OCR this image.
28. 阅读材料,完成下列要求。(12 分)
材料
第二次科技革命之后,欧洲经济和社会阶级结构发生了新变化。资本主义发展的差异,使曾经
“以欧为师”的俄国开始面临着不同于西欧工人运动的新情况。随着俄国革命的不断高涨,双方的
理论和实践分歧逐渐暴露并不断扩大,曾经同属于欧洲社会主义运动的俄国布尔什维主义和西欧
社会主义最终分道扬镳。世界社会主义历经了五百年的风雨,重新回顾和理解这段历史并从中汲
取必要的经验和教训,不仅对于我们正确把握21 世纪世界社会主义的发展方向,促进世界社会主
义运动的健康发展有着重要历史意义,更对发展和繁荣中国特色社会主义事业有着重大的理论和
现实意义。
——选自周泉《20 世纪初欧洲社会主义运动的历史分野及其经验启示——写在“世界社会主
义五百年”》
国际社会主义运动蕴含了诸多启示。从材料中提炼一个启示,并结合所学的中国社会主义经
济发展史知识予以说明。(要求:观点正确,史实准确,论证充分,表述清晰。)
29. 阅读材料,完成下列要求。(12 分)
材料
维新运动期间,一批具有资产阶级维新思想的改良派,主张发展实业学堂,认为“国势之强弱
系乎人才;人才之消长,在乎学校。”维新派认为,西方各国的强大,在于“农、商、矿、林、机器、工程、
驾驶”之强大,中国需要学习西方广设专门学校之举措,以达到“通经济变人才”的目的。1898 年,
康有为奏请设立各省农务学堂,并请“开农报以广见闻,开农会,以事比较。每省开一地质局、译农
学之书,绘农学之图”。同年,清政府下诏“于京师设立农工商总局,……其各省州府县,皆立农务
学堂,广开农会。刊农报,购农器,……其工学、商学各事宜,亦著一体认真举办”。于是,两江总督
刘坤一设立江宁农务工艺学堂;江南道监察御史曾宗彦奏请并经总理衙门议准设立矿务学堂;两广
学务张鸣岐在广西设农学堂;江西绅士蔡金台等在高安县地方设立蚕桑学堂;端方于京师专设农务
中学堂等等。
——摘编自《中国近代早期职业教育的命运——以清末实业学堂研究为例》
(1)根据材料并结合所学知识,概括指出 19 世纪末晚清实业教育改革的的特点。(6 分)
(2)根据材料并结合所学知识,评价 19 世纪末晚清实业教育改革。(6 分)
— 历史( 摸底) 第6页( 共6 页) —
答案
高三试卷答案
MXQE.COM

================

▸ THE REQUEST: Copy out every line of the data above, exactly as given.

▸ RESPONSE:
OCR this image.
28. 阅读材料,完成下列要求。(12 分)
材料
第二次科技革命之后,欧洲经济和社会阶级结构发生了新变化。资本主义发展的差异,使曾经
“以欧为师”的俄国开始面临着不同于西欧工人运动的新情况。随着俄国革命的不断高涨,双方的
理论和实践分歧逐渐暴露并不断扩大,曾经同属于欧洲社会主义运动的俄国布尔什维主义和西欧
社会主义最终分道扬镳。世界社会主义历经了五百年的风雨,重新回顾和理解这段历史并从中汲
取必要的经验和教训,不仅对于我们正确把握21 世纪世界社会主义的发展方向,促进世界社会主
义运动的健康发展有着重要历史意义,更对发展和繁荣中国特色社会主义事业有着重大的理论和
现实意义。
——选自周泉《20 世纪初欧洲社会主义运动的历史分野及其经验启示——写在“世界社会主
义五百年”》
国际社会主义运动蕴含了诸多启示。从材料中提炼一个启示,并结合所学的中国社会主义经
济发展史知识予以说明。(要求:观点正确,史实准确,论证充分,表述清晰。)
29. 阅读材料,完成下列要求。(12 分)
材料
维新运动期间,一批具有资产阶级维新思想的改良派,主张发展实业学堂,认为“国势之强弱
系乎人才;人才之消长,在乎学校。”维新派认为,西方各国的强大,在于“农、商、矿、林、机器、工程、
驾驶”之强大,中国需要学习西方广设专门学校之举措,以达到“通经济变人才”的目的。1898 年,
康有为奏请设立各省农务学堂,并请“开农报以广见闻,开农会,以事比较。每省开一地质局、译农
学之书,绘农学之图”。同年,清政府下诏“于京师设立农工商总局,……其各省州府县,皆立农务
学堂,广开农会。刊农报,购农器,……其工学、商学各事宜,亦著一体认真举办”。于是,两江总督
刘坤一设立江宁农务工艺学堂;江南道监察御史曾宗彦奏请并经总理衙门议准设立矿务学堂;两广
学务张鸣岐在广西设农学堂;江西绅士蔡金台等在高安县地方设立蚕桑学堂;端方于京师专设农务
中学堂等等。
——摘编自《中国近代早期职业教育的命运——以清末实业学堂研究为例》
(1)根据材料并结合所学知识,概括指出 19 世纪末晚清实业教育改革的的特点。(6 分)
(2)根据材料并结合所学知识,评价 19 世纪末晚清实业教育改革。(6 分)
— 历史( 摸底) 第6页( 共6 页) —
答案
高三试卷答案
MXQE.COM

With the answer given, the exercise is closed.